WRITTEN EXERCISE ▸ Copy out lines with the word "name" from the material that follows.

RECORDS SHOWN ▸
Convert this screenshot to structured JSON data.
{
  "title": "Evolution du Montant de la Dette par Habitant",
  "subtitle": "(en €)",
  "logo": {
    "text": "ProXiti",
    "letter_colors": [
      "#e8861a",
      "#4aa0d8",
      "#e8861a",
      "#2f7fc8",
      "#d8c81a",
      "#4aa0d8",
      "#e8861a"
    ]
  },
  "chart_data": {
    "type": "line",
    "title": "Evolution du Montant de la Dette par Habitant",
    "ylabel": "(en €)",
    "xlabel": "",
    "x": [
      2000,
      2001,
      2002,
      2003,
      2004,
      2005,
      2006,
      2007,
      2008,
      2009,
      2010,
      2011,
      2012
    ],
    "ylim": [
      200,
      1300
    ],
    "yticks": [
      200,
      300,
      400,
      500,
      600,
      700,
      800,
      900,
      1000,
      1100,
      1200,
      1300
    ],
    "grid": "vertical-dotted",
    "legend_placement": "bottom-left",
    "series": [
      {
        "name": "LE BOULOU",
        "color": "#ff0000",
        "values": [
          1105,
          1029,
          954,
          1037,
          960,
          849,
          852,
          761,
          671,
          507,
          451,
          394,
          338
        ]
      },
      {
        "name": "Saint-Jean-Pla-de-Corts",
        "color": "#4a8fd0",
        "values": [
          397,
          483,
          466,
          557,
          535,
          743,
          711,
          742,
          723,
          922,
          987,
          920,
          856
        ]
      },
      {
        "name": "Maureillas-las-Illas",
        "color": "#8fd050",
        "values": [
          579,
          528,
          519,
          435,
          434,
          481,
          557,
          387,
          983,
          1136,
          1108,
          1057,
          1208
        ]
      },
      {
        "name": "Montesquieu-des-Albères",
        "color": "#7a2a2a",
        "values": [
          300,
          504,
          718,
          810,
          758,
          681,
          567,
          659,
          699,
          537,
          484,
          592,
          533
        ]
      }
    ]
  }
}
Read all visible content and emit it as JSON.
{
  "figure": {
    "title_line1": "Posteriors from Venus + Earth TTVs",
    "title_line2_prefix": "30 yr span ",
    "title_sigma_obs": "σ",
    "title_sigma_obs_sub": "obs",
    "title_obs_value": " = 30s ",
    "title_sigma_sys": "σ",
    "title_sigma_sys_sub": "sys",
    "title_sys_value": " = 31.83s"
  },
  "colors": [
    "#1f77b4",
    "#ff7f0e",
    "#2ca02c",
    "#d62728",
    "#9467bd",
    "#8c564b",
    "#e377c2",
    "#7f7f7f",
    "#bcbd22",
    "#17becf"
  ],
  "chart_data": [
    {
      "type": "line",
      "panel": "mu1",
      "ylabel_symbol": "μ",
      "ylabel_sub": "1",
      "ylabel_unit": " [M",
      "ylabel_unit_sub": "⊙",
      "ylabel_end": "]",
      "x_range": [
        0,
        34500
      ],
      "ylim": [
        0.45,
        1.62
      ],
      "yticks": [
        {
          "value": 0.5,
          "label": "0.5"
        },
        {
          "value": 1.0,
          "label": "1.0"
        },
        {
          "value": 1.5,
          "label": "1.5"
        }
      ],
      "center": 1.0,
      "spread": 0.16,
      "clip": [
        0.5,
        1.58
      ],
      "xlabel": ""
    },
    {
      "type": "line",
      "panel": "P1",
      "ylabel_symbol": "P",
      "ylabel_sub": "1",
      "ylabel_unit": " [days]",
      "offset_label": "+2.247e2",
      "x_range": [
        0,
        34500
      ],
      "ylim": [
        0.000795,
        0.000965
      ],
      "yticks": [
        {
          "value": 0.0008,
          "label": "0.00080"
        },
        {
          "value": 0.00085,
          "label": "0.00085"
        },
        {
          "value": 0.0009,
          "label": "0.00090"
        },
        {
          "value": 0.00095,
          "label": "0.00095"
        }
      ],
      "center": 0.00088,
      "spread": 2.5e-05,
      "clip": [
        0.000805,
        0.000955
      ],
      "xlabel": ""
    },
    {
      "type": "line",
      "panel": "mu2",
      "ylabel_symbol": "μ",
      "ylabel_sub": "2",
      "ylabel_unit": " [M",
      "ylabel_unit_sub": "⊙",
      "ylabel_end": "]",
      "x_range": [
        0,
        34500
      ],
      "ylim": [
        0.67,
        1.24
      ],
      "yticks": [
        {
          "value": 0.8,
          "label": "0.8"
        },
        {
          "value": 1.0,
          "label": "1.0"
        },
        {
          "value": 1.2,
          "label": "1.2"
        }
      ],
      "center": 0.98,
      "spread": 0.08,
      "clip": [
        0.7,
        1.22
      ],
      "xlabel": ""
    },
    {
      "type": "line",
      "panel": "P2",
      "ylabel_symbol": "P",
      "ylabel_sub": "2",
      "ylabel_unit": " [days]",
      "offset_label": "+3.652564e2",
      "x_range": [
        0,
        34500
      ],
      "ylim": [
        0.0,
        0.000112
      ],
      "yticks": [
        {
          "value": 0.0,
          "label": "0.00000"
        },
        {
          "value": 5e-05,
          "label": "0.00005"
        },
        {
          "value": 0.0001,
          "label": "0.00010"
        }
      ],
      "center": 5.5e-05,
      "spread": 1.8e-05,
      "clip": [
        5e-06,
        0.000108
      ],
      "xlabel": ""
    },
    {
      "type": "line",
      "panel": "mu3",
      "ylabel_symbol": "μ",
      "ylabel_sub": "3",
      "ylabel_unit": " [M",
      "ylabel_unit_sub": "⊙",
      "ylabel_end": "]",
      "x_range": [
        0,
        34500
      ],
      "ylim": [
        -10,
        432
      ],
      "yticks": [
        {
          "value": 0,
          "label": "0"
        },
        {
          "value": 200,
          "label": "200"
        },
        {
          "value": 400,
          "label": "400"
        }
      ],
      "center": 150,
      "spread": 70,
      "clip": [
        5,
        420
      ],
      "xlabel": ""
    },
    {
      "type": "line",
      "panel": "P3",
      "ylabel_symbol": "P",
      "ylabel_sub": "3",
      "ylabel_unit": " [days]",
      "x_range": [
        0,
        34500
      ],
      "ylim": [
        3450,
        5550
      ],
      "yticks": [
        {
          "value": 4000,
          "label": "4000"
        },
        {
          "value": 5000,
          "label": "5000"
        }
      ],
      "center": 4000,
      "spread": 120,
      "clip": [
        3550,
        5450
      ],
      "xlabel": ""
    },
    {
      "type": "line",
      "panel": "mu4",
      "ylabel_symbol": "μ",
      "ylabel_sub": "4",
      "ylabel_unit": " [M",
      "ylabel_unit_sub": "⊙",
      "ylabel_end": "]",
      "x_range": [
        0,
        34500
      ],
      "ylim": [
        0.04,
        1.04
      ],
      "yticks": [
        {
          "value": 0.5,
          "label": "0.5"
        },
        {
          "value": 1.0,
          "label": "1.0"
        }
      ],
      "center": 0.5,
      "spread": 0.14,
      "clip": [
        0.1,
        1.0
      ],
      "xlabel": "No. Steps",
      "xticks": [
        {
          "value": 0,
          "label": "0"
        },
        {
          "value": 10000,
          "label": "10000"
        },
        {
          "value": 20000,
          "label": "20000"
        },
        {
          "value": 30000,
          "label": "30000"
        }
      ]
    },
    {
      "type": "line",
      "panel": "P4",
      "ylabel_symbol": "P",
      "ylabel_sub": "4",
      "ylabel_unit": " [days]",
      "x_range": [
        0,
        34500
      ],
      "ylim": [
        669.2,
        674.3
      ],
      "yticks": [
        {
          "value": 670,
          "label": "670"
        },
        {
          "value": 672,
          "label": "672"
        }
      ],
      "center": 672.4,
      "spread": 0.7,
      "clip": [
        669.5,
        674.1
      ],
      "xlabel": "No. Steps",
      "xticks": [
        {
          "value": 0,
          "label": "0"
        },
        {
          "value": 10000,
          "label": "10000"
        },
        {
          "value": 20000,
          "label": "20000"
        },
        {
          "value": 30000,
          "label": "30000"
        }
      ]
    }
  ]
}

CORRECT ANSWER ▸
        "name": "LE BOULOU",
        "name": "Saint-Jean-Pla-de-Corts",
        "name": "Maureillas-las-Illas",
        "name": "Montesquieu-des-Albères",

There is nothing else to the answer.